Items from a dataset.
--------------------------------

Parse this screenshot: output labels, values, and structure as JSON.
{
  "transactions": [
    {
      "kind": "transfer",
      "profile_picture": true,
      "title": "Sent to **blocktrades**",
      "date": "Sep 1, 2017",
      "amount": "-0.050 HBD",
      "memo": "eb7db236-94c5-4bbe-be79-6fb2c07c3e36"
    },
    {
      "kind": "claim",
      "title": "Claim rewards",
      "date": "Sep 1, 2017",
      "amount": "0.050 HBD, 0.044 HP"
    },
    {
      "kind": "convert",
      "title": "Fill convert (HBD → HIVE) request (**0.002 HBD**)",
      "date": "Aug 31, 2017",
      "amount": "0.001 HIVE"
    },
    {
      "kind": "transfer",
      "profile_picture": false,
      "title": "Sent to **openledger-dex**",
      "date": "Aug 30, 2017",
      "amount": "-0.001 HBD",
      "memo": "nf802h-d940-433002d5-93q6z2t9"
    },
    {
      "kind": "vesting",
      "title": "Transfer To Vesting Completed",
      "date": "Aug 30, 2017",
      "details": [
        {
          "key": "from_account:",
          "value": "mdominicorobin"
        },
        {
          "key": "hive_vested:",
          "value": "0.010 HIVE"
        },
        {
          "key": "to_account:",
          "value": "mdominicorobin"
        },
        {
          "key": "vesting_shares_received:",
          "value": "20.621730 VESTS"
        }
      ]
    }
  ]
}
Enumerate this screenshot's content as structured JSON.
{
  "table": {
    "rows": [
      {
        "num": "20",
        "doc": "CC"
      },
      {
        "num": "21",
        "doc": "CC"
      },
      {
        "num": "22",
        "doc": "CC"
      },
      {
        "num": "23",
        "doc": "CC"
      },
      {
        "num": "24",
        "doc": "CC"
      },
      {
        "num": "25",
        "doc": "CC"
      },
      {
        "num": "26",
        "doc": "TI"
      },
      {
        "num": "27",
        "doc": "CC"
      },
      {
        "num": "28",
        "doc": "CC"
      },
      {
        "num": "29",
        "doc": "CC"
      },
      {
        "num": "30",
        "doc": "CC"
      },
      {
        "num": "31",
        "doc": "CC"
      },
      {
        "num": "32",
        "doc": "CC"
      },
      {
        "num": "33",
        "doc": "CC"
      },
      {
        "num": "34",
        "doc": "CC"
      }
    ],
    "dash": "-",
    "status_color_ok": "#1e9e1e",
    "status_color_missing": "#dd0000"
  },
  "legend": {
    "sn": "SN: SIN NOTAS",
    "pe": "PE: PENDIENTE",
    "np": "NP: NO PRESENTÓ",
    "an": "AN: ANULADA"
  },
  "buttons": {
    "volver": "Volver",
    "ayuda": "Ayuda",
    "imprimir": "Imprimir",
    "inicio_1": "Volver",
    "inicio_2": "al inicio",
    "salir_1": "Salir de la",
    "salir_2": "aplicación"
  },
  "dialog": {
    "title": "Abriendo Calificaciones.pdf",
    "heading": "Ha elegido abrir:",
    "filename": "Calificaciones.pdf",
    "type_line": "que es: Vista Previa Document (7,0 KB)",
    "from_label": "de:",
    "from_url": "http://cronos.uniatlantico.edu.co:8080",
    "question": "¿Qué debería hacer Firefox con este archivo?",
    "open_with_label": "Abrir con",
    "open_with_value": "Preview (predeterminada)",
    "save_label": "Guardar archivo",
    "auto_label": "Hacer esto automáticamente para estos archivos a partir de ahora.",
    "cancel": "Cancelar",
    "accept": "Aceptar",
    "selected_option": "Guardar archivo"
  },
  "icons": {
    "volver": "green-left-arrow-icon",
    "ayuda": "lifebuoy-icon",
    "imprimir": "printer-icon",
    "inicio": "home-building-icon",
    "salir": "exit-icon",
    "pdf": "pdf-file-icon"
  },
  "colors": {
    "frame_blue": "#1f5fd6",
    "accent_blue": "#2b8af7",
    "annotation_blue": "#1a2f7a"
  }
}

--------------------------------

Exercise.
Gather each line from the entries above that includes the word "kind".

Result.
      "kind": "transfer",
      "kind": "claim",
      "kind": "convert",
      "kind": "transfer",
      "kind": "vesting",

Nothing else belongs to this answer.